**TO BE DONE:**
Copy out each line of the listing that has the word "Zasłoń" in it.

**LISTED RECORDS:**
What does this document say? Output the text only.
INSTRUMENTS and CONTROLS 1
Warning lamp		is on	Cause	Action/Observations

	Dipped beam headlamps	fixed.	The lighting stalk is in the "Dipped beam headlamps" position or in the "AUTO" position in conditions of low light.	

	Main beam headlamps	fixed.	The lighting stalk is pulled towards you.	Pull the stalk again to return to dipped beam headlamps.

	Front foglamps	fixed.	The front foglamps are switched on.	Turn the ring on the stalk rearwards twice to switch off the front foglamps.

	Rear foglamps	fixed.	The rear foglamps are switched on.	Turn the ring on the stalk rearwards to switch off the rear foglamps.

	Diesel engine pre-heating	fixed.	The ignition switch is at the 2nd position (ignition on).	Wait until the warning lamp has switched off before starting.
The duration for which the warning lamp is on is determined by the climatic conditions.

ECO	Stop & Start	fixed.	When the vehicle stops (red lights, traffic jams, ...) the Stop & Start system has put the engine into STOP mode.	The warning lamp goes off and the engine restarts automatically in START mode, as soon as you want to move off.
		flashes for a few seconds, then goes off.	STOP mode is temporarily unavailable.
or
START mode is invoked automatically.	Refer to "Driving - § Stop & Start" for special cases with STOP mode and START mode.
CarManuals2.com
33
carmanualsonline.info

==

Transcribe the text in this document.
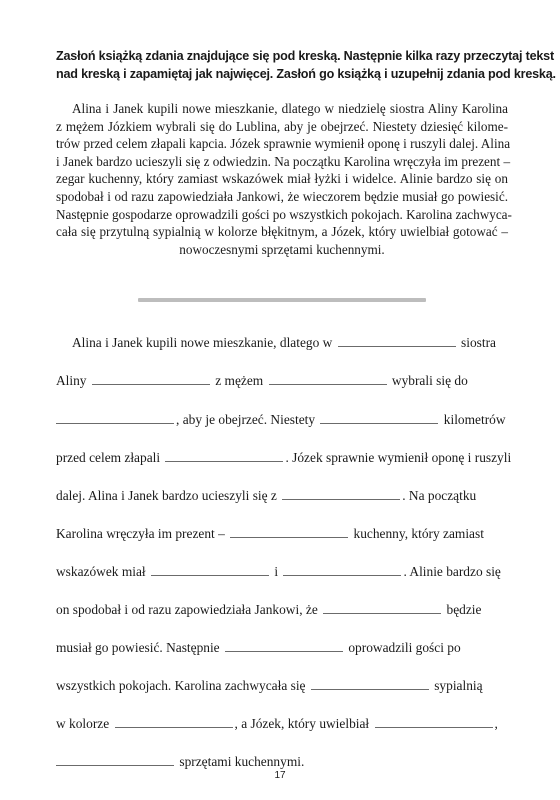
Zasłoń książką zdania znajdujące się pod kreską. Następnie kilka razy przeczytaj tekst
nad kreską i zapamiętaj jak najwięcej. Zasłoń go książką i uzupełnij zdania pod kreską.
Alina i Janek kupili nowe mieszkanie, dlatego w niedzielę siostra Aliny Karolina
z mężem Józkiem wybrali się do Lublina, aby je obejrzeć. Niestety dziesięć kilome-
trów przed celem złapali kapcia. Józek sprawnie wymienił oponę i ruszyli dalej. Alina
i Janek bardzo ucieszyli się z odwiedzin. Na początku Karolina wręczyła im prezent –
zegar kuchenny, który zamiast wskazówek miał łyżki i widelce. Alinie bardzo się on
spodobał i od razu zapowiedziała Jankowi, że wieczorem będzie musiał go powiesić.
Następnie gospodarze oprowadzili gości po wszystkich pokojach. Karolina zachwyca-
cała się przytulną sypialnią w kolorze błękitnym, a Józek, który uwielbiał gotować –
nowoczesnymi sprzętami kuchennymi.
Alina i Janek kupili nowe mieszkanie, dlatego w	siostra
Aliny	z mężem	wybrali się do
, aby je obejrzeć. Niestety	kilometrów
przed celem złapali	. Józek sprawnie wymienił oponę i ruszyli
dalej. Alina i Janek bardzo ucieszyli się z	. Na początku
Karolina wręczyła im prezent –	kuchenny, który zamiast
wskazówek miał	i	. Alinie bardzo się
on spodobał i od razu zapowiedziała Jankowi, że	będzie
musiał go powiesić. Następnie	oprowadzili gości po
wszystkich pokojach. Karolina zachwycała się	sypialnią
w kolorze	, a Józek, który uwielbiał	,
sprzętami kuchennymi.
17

* * *

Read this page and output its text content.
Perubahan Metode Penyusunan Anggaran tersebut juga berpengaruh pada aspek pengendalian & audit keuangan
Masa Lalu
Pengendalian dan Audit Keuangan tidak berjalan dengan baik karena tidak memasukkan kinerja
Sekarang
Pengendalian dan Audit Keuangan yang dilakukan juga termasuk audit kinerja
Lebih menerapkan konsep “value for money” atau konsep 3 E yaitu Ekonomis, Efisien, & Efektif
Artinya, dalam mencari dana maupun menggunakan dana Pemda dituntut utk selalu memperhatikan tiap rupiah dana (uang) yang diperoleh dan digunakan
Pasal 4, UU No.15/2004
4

**EXERCISE RESPONSE:**
Zasłoń książką zdania znajdujące się pod kreską. Następnie kilka razy przeczytaj tekst
nad kreską i zapamiętaj jak najwięcej. Zasłoń go książką i uzupełnij zdania pod kreską.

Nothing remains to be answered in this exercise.